> **Exercise task**:
Where the string "Declaration" occurs in the material below, report the whole line.

> **Records for this exercise**:
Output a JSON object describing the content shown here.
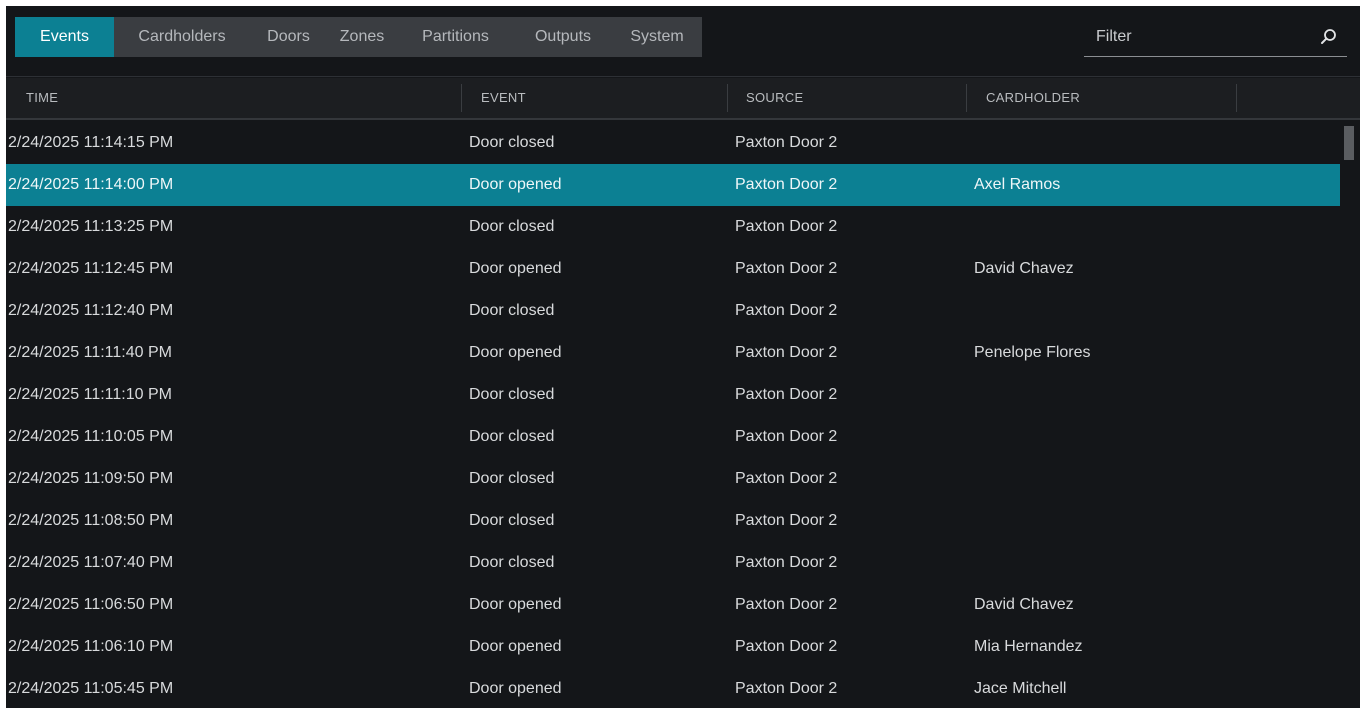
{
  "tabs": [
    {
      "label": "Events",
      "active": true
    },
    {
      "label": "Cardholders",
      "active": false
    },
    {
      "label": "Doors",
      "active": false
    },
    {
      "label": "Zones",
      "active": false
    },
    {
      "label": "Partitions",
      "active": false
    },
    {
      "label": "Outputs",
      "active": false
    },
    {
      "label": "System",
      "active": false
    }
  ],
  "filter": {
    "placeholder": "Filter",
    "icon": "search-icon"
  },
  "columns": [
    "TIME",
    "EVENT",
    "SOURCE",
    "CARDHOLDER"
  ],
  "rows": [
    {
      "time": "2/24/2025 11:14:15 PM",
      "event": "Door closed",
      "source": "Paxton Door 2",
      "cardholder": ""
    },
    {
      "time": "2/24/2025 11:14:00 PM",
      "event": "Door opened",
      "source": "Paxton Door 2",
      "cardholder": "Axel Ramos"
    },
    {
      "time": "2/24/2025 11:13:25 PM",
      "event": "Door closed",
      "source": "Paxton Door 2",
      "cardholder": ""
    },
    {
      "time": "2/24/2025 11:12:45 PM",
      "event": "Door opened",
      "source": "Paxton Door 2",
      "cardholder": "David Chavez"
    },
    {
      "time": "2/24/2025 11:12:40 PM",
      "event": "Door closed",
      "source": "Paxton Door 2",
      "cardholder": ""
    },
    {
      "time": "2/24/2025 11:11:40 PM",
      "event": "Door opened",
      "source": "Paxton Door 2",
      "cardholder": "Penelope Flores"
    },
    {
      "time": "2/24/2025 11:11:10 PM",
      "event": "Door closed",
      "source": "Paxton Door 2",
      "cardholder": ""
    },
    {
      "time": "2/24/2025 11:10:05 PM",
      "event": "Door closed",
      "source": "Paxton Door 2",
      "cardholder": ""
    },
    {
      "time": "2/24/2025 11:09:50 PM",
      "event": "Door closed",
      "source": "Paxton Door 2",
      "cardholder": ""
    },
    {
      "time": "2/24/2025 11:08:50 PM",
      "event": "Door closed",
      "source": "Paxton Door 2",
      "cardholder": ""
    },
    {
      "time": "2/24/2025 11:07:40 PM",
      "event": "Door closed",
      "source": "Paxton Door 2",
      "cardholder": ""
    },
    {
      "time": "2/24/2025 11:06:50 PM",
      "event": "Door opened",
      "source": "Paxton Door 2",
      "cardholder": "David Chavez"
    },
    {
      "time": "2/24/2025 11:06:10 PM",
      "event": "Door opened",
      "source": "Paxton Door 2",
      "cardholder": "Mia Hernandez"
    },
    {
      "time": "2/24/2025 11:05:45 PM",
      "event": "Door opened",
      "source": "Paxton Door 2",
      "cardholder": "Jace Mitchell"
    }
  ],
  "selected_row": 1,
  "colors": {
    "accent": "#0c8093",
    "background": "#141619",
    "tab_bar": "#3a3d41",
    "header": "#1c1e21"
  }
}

--

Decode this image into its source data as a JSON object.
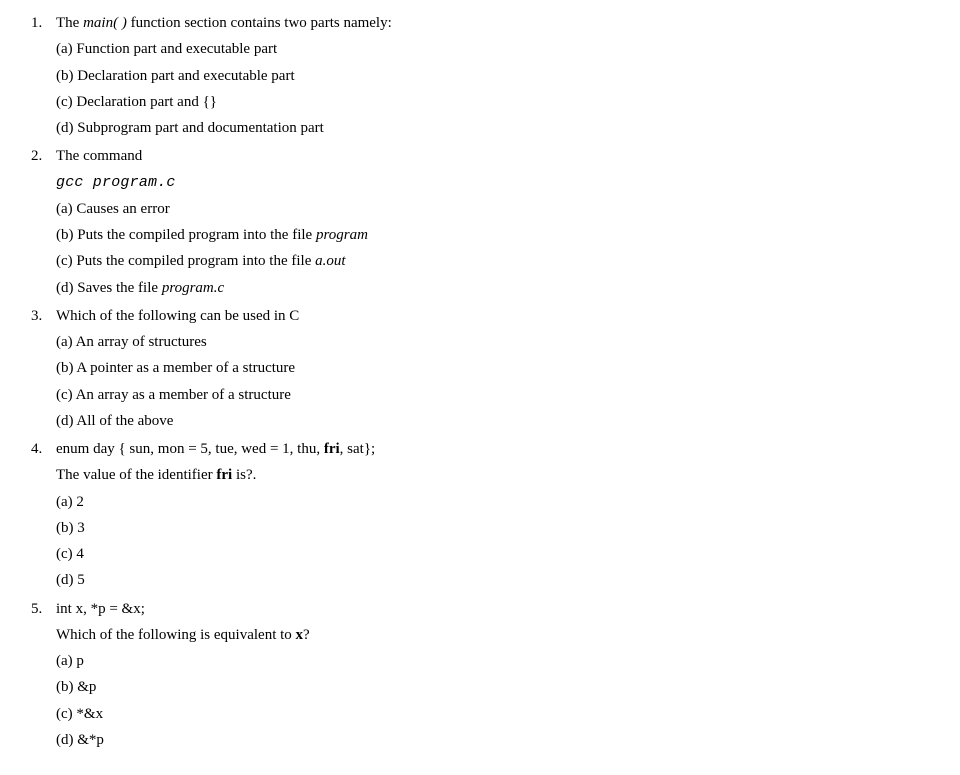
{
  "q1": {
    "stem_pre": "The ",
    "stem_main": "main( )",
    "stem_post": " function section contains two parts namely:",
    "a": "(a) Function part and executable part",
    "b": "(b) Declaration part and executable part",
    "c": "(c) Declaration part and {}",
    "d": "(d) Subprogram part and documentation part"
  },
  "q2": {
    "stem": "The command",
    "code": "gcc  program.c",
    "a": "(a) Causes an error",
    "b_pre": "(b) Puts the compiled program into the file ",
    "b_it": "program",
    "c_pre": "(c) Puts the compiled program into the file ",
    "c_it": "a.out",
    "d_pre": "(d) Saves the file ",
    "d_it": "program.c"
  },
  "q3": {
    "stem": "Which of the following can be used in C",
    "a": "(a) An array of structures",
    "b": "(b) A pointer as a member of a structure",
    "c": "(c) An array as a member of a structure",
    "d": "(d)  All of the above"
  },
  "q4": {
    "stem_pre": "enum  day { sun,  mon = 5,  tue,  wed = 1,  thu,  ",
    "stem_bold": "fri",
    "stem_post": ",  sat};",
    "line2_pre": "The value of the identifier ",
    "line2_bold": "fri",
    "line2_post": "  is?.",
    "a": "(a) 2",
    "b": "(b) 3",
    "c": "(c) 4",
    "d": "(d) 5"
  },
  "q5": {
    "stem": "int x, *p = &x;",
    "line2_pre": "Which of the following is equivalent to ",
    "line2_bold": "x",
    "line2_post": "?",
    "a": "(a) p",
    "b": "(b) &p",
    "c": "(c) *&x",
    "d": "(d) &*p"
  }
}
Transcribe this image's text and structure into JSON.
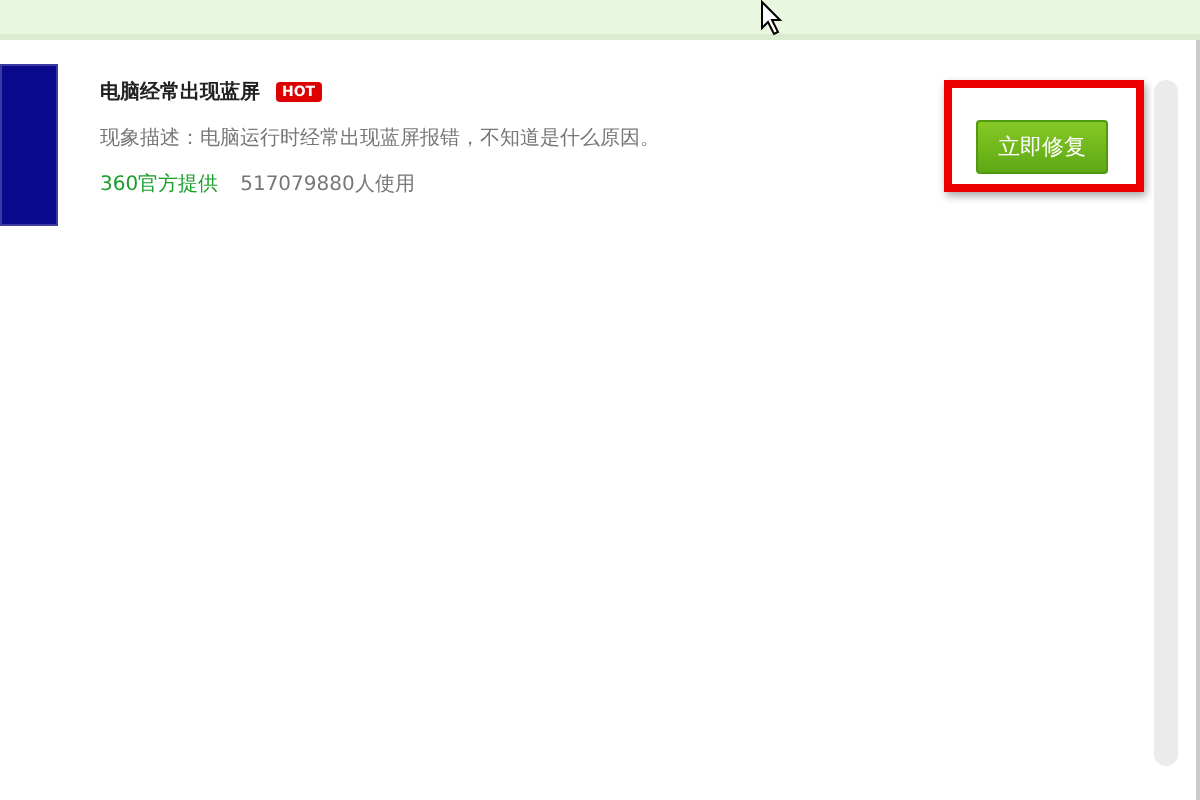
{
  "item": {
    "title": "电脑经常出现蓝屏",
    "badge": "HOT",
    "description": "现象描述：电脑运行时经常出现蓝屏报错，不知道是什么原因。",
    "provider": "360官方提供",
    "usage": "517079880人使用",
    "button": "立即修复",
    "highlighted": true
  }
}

...

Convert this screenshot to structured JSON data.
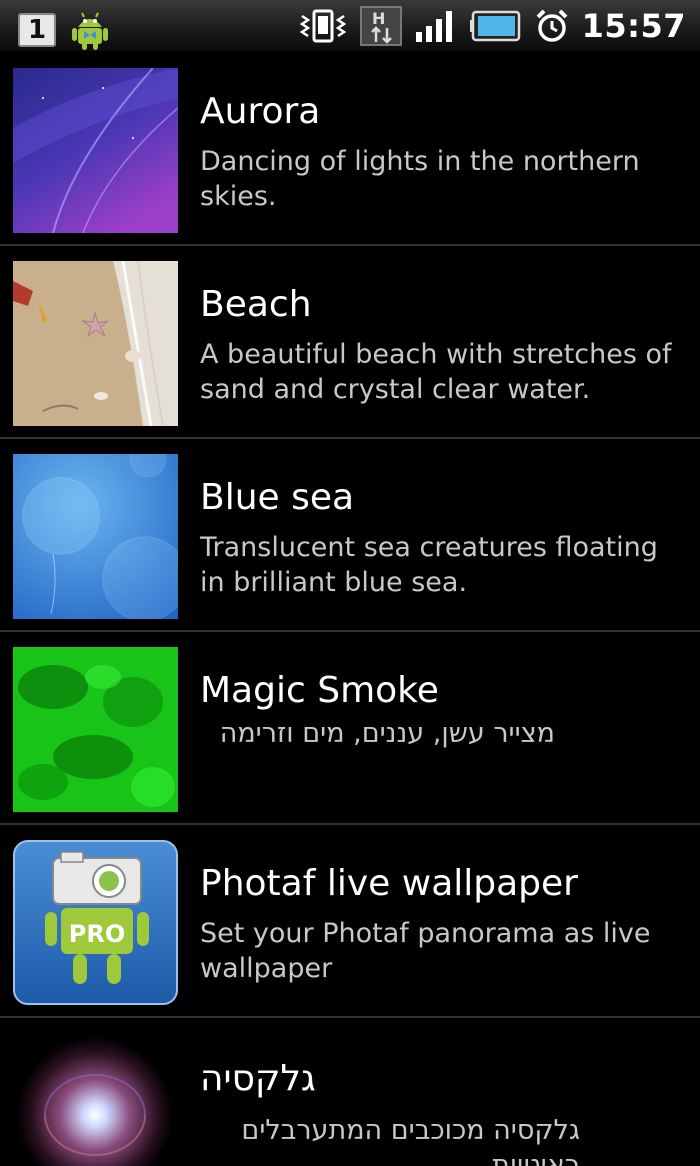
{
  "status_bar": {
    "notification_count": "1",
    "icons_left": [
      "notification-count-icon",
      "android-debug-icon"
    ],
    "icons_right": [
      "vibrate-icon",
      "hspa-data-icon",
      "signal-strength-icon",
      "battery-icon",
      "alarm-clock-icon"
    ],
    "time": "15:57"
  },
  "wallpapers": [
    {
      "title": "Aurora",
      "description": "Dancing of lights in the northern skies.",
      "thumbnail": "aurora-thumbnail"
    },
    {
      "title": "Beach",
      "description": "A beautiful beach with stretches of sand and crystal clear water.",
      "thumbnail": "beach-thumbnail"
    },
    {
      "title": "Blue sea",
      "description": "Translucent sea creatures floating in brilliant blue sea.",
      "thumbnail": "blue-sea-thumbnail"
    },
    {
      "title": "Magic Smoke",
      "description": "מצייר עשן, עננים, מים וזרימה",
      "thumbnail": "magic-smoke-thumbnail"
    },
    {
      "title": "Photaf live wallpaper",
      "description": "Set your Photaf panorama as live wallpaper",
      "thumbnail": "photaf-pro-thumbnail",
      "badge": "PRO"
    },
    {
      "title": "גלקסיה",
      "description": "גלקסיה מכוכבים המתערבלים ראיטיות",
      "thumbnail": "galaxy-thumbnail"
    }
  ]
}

> **Reply to the task**:
    "b": "(b) Declaration part and executable part",
    "c": "(c) Declaration part and {}",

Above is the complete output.